» Prompt:
Retype the complete listing exactly as it appears.

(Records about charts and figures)
----

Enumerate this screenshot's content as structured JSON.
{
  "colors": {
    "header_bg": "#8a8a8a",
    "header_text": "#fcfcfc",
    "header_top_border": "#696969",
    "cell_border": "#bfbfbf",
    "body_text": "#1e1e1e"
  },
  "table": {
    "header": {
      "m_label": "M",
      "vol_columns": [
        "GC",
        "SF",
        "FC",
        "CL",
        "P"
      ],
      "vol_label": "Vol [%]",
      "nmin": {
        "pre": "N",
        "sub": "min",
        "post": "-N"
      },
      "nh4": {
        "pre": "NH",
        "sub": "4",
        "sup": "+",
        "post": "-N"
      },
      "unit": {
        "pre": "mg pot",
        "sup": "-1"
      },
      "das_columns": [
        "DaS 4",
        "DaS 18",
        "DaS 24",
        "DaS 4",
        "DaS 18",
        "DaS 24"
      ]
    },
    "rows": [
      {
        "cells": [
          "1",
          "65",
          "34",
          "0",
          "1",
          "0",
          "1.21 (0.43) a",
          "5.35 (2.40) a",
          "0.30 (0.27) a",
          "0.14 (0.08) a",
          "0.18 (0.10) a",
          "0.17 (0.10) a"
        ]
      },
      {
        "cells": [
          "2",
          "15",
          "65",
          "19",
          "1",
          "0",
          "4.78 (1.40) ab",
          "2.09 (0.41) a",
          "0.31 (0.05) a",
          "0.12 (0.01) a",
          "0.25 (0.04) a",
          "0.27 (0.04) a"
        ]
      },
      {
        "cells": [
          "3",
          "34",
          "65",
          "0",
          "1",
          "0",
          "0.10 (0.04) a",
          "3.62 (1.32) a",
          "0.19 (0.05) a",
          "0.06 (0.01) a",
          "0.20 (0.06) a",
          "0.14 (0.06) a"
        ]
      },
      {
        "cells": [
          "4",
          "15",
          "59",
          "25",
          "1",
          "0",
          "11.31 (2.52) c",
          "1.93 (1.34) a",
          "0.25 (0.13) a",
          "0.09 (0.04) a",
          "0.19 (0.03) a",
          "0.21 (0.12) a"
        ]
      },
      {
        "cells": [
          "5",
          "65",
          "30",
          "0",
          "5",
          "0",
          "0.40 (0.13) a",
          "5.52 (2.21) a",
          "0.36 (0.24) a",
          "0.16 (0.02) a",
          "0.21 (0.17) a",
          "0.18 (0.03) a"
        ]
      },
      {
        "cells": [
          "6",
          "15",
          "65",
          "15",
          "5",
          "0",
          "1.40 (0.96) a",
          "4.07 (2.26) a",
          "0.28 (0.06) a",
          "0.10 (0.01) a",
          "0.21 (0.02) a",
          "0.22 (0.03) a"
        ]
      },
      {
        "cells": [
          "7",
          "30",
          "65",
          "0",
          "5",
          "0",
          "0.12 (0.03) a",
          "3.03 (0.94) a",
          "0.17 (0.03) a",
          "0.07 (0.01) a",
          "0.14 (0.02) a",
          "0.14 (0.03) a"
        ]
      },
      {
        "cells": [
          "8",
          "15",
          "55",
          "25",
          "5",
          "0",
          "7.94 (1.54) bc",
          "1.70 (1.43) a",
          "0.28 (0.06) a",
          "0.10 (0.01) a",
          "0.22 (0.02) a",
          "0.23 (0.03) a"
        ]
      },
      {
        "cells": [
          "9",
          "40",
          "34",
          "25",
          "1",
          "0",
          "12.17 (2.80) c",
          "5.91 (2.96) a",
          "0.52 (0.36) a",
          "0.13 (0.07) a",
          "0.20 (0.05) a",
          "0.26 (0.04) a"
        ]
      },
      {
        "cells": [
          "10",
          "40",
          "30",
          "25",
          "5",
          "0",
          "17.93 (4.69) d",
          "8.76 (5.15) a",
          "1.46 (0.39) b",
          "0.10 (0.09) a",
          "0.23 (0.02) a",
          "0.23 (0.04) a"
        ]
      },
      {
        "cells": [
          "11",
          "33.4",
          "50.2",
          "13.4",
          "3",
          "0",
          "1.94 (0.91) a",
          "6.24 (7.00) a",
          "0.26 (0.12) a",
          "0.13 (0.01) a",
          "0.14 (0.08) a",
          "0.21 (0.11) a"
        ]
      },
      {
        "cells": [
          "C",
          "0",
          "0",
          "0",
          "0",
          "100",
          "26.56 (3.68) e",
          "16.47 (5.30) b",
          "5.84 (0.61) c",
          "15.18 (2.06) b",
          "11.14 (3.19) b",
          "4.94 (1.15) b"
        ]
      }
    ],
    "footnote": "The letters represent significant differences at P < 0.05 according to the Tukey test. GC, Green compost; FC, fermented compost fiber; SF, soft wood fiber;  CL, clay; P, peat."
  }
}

----

» Final answer:
Enumerate this screenshot's content as structured JSON.
{
  "colors": {
    "header_bg": "#8a8a8a",
    "header_text": "#fcfcfc",
    "header_top_border": "#696969",
    "cell_border": "#bfbfbf",
    "body_text": "#1e1e1e"
  },
  "table": {
    "header": {
      "m_label": "M",
      "vol_columns": [
        "GC",
        "SF",
        "FC",
        "CL",
        "P"
      ],
      "vol_label": "Vol [%]",
      "nmin": {
        "pre": "N",
        "sub": "min",
        "post": "-N"
      },
      "nh4": {
        "pre": "NH",
        "sub": "4",
        "sup": "+",
        "post": "-N"
      },
      "unit": {
        "pre": "mg pot",
        "sup": "-1"
      },
      "das_columns": [
        "DaS 4",
        "DaS 18",
        "DaS 24",
        "DaS 4",
        "DaS 18",
        "DaS 24"
      ]
    },
    "rows": [
      {
        "cells": [
          "1",
          "65",
          "34",
          "0",
          "1",
          "0",
          "1.21 (0.43) a",
          "5.35 (2.40) a",
          "0.30 (0.27) a",
          "0.14 (0.08) a",
          "0.18 (0.10) a",
          "0.17 (0.10) a"
        ]
      },
      {
        "cells": [
          "2",
          "15",
          "65",
          "19",
          "1",
          "0",
          "4.78 (1.40) ab",
          "2.09 (0.41) a",
          "0.31 (0.05) a",
          "0.12 (0.01) a",
          "0.25 (0.04) a",
          "0.27 (0.04) a"
        ]
      },
      {
        "cells": [
          "3",
          "34",
          "65",
          "0",
          "1",
          "0",
          "0.10 (0.04) a",
          "3.62 (1.32) a",
          "0.19 (0.05) a",
          "0.06 (0.01) a",
          "0.20 (0.06) a",
          "0.14 (0.06) a"
        ]
      },
      {
        "cells": [
          "4",
          "15",
          "59",
          "25",
          "1",
          "0",
          "11.31 (2.52) c",
          "1.93 (1.34) a",
          "0.25 (0.13) a",
          "0.09 (0.04) a",
          "0.19 (0.03) a",
          "0.21 (0.12) a"
        ]
      },
      {
        "cells": [
          "5",
          "65",
          "30",
          "0",
          "5",
          "0",
          "0.40 (0.13) a",
          "5.52 (2.21) a",
          "0.36 (0.24) a",
          "0.16 (0.02) a",
          "0.21 (0.17) a",
          "0.18 (0.03) a"
        ]
      },
      {
        "cells": [
          "6",
          "15",
          "65",
          "15",
          "5",
          "0",
          "1.40 (0.96) a",
          "4.07 (2.26) a",
          "0.28 (0.06) a",
          "0.10 (0.01) a",
          "0.21 (0.02) a",
          "0.22 (0.03) a"
        ]
      },
      {
        "cells": [
          "7",
          "30",
          "65",
          "0",
          "5",
          "0",
          "0.12 (0.03) a",
          "3.03 (0.94) a",
          "0.17 (0.03) a",
          "0.07 (0.01) a",
          "0.14 (0.02) a",
          "0.14 (0.03) a"
        ]
      },
      {
        "cells": [
          "8",
          "15",
          "55",
          "25",
          "5",
          "0",
          "7.94 (1.54) bc",
          "1.70 (1.43) a",
          "0.28 (0.06) a",
          "0.10 (0.01) a",
          "0.22 (0.02) a",
          "0.23 (0.03) a"
        ]
      },
      {
        "cells": [
          "9",
          "40",
          "34",
          "25",
          "1",
          "0",
          "12.17 (2.80) c",
          "5.91 (2.96) a",
          "0.52 (0.36) a",
          "0.13 (0.07) a",
          "0.20 (0.05) a",
          "0.26 (0.04) a"
        ]
      },
      {
        "cells": [
          "10",
          "40",
          "30",
          "25",
          "5",
          "0",
          "17.93 (4.69) d",
          "8.76 (5.15) a",
          "1.46 (0.39) b",
          "0.10 (0.09) a",
          "0.23 (0.02) a",
          "0.23 (0.04) a"
        ]
      },
      {
        "cells": [
          "11",
          "33.4",
          "50.2",
          "13.4",
          "3",
          "0",
          "1.94 (0.91) a",
          "6.24 (7.00) a",
          "0.26 (0.12) a",
          "0.13 (0.01) a",
          "0.14 (0.08) a",
          "0.21 (0.11) a"
        ]
      },
      {
        "cells": [
          "C",
          "0",
          "0",
          "0",
          "0",
          "100",
          "26.56 (3.68) e",
          "16.47 (5.30) b",
          "5.84 (0.61) c",
          "15.18 (2.06) b",
          "11.14 (3.19) b",
          "4.94 (1.15) b"
        ]
      }
    ],
    "footnote": "The letters represent significant differences at P < 0.05 according to the Tukey test. GC, Green compost; FC, fermented compost fiber; SF, soft wood fiber;  CL, clay; P, peat."
  }
}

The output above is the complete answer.